** Start DATA **

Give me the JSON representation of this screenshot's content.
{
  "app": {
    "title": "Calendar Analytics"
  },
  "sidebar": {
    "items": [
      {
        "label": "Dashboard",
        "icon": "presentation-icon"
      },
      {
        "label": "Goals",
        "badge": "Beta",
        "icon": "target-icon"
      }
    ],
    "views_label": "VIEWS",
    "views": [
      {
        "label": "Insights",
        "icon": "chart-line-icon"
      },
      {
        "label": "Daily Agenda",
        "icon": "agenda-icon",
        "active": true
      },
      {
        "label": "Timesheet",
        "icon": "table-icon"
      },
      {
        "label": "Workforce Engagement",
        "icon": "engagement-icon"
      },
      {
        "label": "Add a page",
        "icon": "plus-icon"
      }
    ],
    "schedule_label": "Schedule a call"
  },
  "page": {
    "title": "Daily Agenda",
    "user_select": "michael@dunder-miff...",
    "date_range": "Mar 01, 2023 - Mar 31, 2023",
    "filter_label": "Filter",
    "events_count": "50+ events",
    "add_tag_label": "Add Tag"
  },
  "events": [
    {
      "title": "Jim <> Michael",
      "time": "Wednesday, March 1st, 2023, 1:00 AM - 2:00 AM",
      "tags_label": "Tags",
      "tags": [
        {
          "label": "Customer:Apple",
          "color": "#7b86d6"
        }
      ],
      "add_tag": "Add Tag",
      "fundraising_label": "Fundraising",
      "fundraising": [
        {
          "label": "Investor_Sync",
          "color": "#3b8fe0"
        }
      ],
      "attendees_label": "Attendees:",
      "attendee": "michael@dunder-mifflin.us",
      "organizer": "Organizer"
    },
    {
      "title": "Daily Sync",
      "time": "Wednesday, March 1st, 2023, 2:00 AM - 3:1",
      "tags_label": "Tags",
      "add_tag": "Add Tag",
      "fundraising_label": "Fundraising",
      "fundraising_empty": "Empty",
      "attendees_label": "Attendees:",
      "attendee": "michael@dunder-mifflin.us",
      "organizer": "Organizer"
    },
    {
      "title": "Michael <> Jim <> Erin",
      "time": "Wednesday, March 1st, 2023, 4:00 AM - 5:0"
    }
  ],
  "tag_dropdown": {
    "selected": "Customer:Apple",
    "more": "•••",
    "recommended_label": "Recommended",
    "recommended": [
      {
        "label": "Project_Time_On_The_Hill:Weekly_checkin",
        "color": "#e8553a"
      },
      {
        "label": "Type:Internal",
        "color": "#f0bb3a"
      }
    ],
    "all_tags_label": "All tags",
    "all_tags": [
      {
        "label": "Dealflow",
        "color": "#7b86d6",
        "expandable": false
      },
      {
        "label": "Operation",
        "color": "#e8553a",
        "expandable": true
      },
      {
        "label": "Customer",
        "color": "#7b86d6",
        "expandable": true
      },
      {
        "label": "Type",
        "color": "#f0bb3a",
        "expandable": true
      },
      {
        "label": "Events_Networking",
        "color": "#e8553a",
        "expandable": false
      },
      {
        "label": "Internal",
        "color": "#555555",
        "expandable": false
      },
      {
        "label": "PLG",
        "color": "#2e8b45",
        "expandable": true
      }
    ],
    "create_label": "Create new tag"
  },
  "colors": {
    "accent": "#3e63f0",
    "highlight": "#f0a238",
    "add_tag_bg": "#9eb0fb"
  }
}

** End DATA **

_EXERCISE GOAL_.
Type out the full listing again, exactly as given.

_EXPECTED ANSWER_.
Give me the JSON representation of this screenshot's content.
{
  "app": {
    "title": "Calendar Analytics"
  },
  "sidebar": {
    "items": [
      {
        "label": "Dashboard",
        "icon": "presentation-icon"
      },
      {
        "label": "Goals",
        "badge": "Beta",
        "icon": "target-icon"
      }
    ],
    "views_label": "VIEWS",
    "views": [
      {
        "label": "Insights",
        "icon": "chart-line-icon"
      },
      {
        "label": "Daily Agenda",
        "icon": "agenda-icon",
        "active": true
      },
      {
        "label": "Timesheet",
        "icon": "table-icon"
      },
      {
        "label": "Workforce Engagement",
        "icon": "engagement-icon"
      },
      {
        "label": "Add a page",
        "icon": "plus-icon"
      }
    ],
    "schedule_label": "Schedule a call"
  },
  "page": {
    "title": "Daily Agenda",
    "user_select": "michael@dunder-miff...",
    "date_range": "Mar 01, 2023 - Mar 31, 2023",
    "filter_label": "Filter",
    "events_count": "50+ events",
    "add_tag_label": "Add Tag"
  },
  "events": [
    {
      "title": "Jim <> Michael",
      "time": "Wednesday, March 1st, 2023, 1:00 AM - 2:00 AM",
      "tags_label": "Tags",
      "tags": [
        {
          "label": "Customer:Apple",
          "color": "#7b86d6"
        }
      ],
      "add_tag": "Add Tag",
      "fundraising_label": "Fundraising",
      "fundraising": [
        {
          "label": "Investor_Sync",
          "color": "#3b8fe0"
        }
      ],
      "attendees_label": "Attendees:",
      "attendee": "michael@dunder-mifflin.us",
      "organizer": "Organizer"
    },
    {
      "title": "Daily Sync",
      "time": "Wednesday, March 1st, 2023, 2:00 AM - 3:1",
      "tags_label": "Tags",
      "add_tag": "Add Tag",
      "fundraising_label": "Fundraising",
      "fundraising_empty": "Empty",
      "attendees_label": "Attendees:",
      "attendee": "michael@dunder-mifflin.us",
      "organizer": "Organizer"
    },
    {
      "title": "Michael <> Jim <> Erin",
      "time": "Wednesday, March 1st, 2023, 4:00 AM - 5:0"
    }
  ],
  "tag_dropdown": {
    "selected": "Customer:Apple",
    "more": "•••",
    "recommended_label": "Recommended",
    "recommended": [
      {
        "label": "Project_Time_On_The_Hill:Weekly_checkin",
        "color": "#e8553a"
      },
      {
        "label": "Type:Internal",
        "color": "#f0bb3a"
      }
    ],
    "all_tags_label": "All tags",
    "all_tags": [
      {
        "label": "Dealflow",
        "color": "#7b86d6",
        "expandable": false
      },
      {
        "label": "Operation",
        "color": "#e8553a",
        "expandable": true
      },
      {
        "label": "Customer",
        "color": "#7b86d6",
        "expandable": true
      },
      {
        "label": "Type",
        "color": "#f0bb3a",
        "expandable": true
      },
      {
        "label": "Events_Networking",
        "color": "#e8553a",
        "expandable": false
      },
      {
        "label": "Internal",
        "color": "#555555",
        "expandable": false
      },
      {
        "label": "PLG",
        "color": "#2e8b45",
        "expandable": true
      }
    ],
    "create_label": "Create new tag"
  },
  "colors": {
    "accent": "#3e63f0",
    "highlight": "#f0a238",
    "add_tag_bg": "#9eb0fb"
  }
}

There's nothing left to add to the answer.